DESCRIPTION OF THE TASK
Pictures do not belong in the copy; transcribe everything else in the records exactly.

(Stored data)
****

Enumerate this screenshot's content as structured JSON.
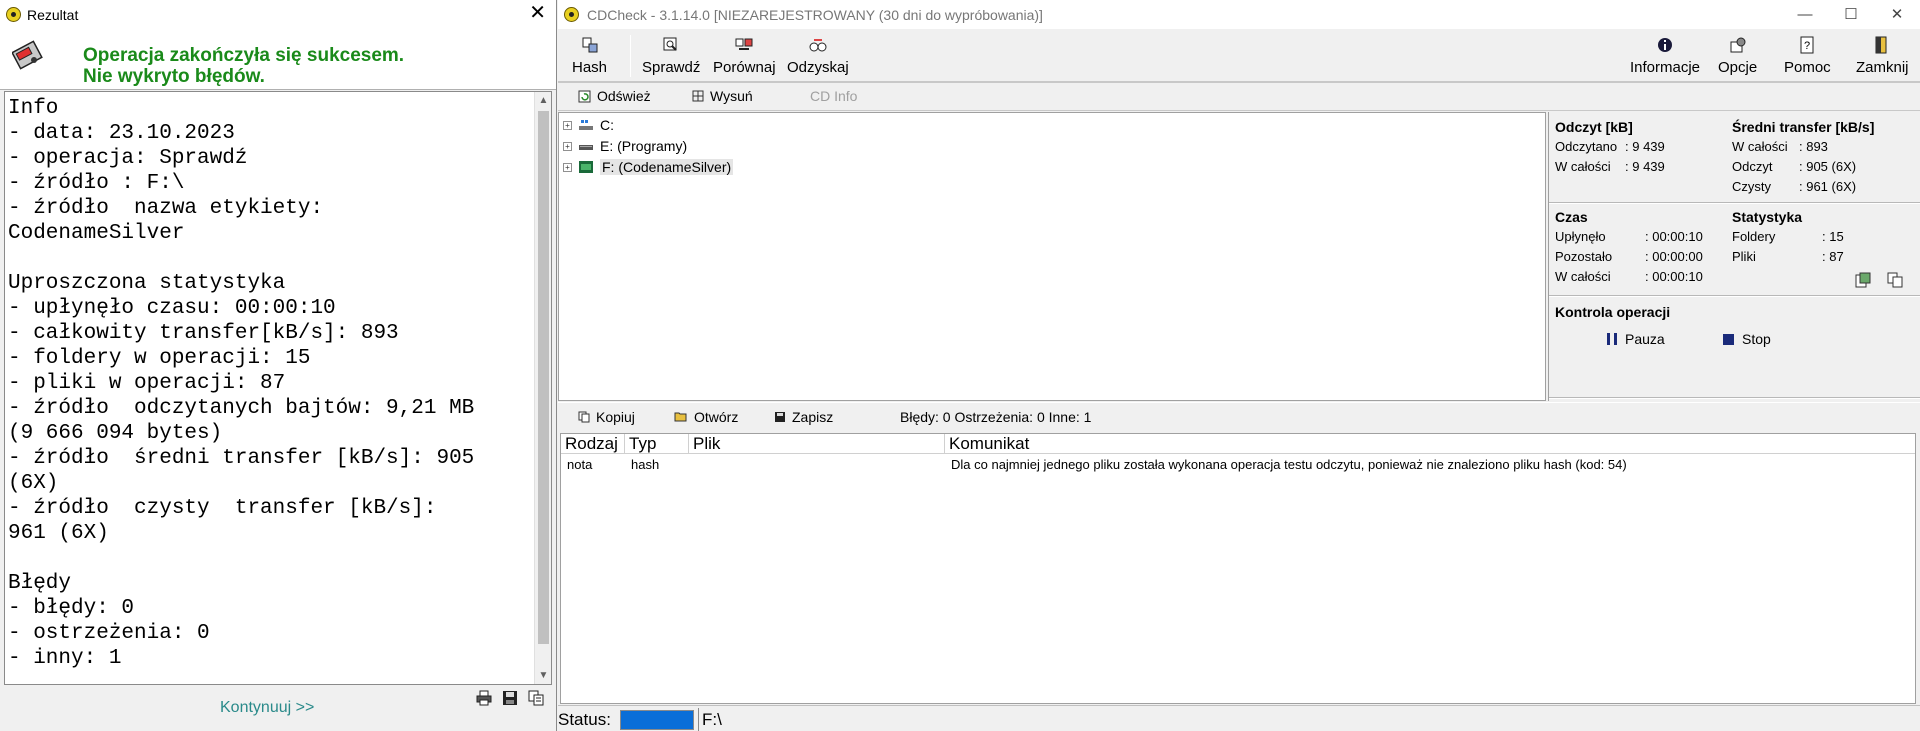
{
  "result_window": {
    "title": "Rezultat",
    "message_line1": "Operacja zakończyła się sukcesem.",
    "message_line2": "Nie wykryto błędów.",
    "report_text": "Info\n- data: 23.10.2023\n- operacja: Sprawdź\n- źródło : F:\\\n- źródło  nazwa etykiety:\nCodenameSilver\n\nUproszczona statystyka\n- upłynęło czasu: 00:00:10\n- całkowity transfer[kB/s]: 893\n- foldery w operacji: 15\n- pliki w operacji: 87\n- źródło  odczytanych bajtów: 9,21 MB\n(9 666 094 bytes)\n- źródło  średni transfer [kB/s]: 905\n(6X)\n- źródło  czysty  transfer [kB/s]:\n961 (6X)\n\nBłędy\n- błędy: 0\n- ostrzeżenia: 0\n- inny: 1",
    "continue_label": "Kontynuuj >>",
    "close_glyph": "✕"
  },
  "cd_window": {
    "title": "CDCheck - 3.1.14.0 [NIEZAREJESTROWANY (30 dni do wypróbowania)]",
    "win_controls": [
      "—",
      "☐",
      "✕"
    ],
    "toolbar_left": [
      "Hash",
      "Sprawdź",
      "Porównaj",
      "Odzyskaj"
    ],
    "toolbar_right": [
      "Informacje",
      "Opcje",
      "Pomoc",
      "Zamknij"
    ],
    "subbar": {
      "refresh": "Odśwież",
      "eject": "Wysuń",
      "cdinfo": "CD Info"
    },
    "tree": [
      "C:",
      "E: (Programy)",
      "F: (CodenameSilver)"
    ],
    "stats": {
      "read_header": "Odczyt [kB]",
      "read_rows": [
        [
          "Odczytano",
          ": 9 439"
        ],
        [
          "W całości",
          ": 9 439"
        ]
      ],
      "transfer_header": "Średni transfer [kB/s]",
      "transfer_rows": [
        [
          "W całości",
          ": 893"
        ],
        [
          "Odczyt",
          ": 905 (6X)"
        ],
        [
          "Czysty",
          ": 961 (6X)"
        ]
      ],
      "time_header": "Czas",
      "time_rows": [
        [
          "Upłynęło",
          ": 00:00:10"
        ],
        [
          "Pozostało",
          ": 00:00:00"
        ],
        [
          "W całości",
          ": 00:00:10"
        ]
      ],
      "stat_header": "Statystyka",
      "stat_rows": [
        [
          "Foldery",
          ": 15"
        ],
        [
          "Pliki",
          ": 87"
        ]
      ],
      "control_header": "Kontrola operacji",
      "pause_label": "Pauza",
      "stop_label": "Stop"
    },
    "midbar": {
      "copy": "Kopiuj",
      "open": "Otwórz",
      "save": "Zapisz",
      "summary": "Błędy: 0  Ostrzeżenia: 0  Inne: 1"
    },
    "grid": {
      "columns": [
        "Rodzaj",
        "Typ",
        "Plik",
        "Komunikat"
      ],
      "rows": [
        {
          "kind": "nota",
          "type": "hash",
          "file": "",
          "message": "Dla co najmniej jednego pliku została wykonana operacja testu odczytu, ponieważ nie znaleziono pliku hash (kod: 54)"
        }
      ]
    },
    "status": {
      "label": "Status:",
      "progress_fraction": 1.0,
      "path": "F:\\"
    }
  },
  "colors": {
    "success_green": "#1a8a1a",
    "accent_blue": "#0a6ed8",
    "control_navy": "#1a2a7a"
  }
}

****

SOLVED EXERCISE
Enumerate this screenshot's content as structured JSON.
{
  "result_window": {
    "title": "Rezultat",
    "message_line1": "Operacja zakończyła się sukcesem.",
    "message_line2": "Nie wykryto błędów.",
    "report_text": "Info\n- data: 23.10.2023\n- operacja: Sprawdź\n- źródło : F:\\\n- źródło  nazwa etykiety:\nCodenameSilver\n\nUproszczona statystyka\n- upłynęło czasu: 00:00:10\n- całkowity transfer[kB/s]: 893\n- foldery w operacji: 15\n- pliki w operacji: 87\n- źródło  odczytanych bajtów: 9,21 MB\n(9 666 094 bytes)\n- źródło  średni transfer [kB/s]: 905\n(6X)\n- źródło  czysty  transfer [kB/s]:\n961 (6X)\n\nBłędy\n- błędy: 0\n- ostrzeżenia: 0\n- inny: 1",
    "continue_label": "Kontynuuj >>",
    "close_glyph": "✕"
  },
  "cd_window": {
    "title": "CDCheck - 3.1.14.0 [NIEZAREJESTROWANY (30 dni do wypróbowania)]",
    "win_controls": [
      "—",
      "☐",
      "✕"
    ],
    "toolbar_left": [
      "Hash",
      "Sprawdź",
      "Porównaj",
      "Odzyskaj"
    ],
    "toolbar_right": [
      "Informacje",
      "Opcje",
      "Pomoc",
      "Zamknij"
    ],
    "subbar": {
      "refresh": "Odśwież",
      "eject": "Wysuń",
      "cdinfo": "CD Info"
    },
    "tree": [
      "C:",
      "E: (Programy)",
      "F: (CodenameSilver)"
    ],
    "stats": {
      "read_header": "Odczyt [kB]",
      "read_rows": [
        [
          "Odczytano",
          ": 9 439"
        ],
        [
          "W całości",
          ": 9 439"
        ]
      ],
      "transfer_header": "Średni transfer [kB/s]",
      "transfer_rows": [
        [
          "W całości",
          ": 893"
        ],
        [
          "Odczyt",
          ": 905 (6X)"
        ],
        [
          "Czysty",
          ": 961 (6X)"
        ]
      ],
      "time_header": "Czas",
      "time_rows": [
        [
          "Upłynęło",
          ": 00:00:10"
        ],
        [
          "Pozostało",
          ": 00:00:00"
        ],
        [
          "W całości",
          ": 00:00:10"
        ]
      ],
      "stat_header": "Statystyka",
      "stat_rows": [
        [
          "Foldery",
          ": 15"
        ],
        [
          "Pliki",
          ": 87"
        ]
      ],
      "control_header": "Kontrola operacji",
      "pause_label": "Pauza",
      "stop_label": "Stop"
    },
    "midbar": {
      "copy": "Kopiuj",
      "open": "Otwórz",
      "save": "Zapisz",
      "summary": "Błędy: 0  Ostrzeżenia: 0  Inne: 1"
    },
    "grid": {
      "columns": [
        "Rodzaj",
        "Typ",
        "Plik",
        "Komunikat"
      ],
      "rows": [
        {
          "kind": "nota",
          "type": "hash",
          "file": "",
          "message": "Dla co najmniej jednego pliku została wykonana operacja testu odczytu, ponieważ nie znaleziono pliku hash (kod: 54)"
        }
      ]
    },
    "status": {
      "label": "Status:",
      "progress_fraction": 1.0,
      "path": "F:\\"
    }
  },
  "colors": {
    "success_green": "#1a8a1a",
    "accent_blue": "#0a6ed8",
    "control_navy": "#1a2a7a"
  }
}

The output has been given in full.